-- Start --
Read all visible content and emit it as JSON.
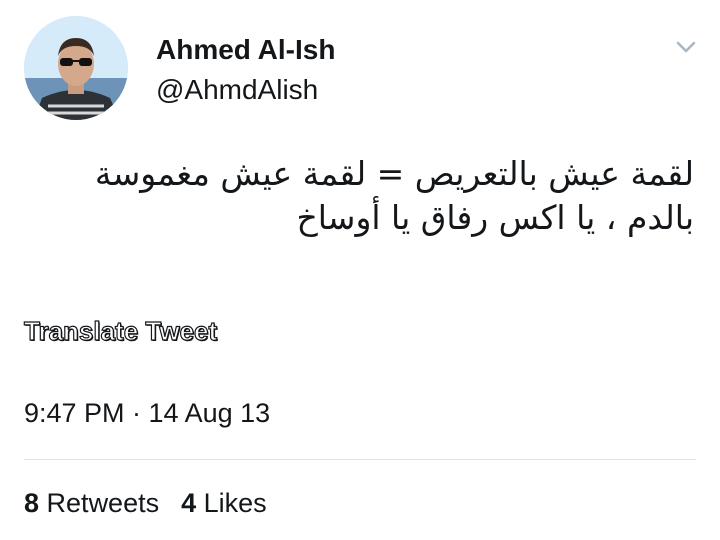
{
  "user": {
    "name": "Ahmed Al-Ish",
    "handle": "@AhmdAlish"
  },
  "tweet": {
    "text": "لقمة عيش بالتعريص = لقمة عيش مغموسة بالدم ، يا اكس رفاق يا أوساخ",
    "translate_label": "Translate Tweet",
    "timestamp": "9:47 PM · 14 Aug 13"
  },
  "stats": {
    "retweets_count": "8",
    "retweets_label": "Retweets",
    "likes_count": "4",
    "likes_label": "Likes"
  },
  "icons": {
    "menu": "chevron-down-icon",
    "avatar": "profile-photo"
  },
  "colors": {
    "text": "#14171a",
    "muted": "#aab8c2",
    "divider": "#dfe3e6"
  }
}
-- End --
_What needs to be done:_ Identify the lines that hold the word "text". Copy every one of them.

_Output of the task:_
    "text": "لقمة عيش بالتعريص = لقمة عيش مغموسة بالدم ، يا اكس رفاق يا أوساخ",
    "text": "#14171a",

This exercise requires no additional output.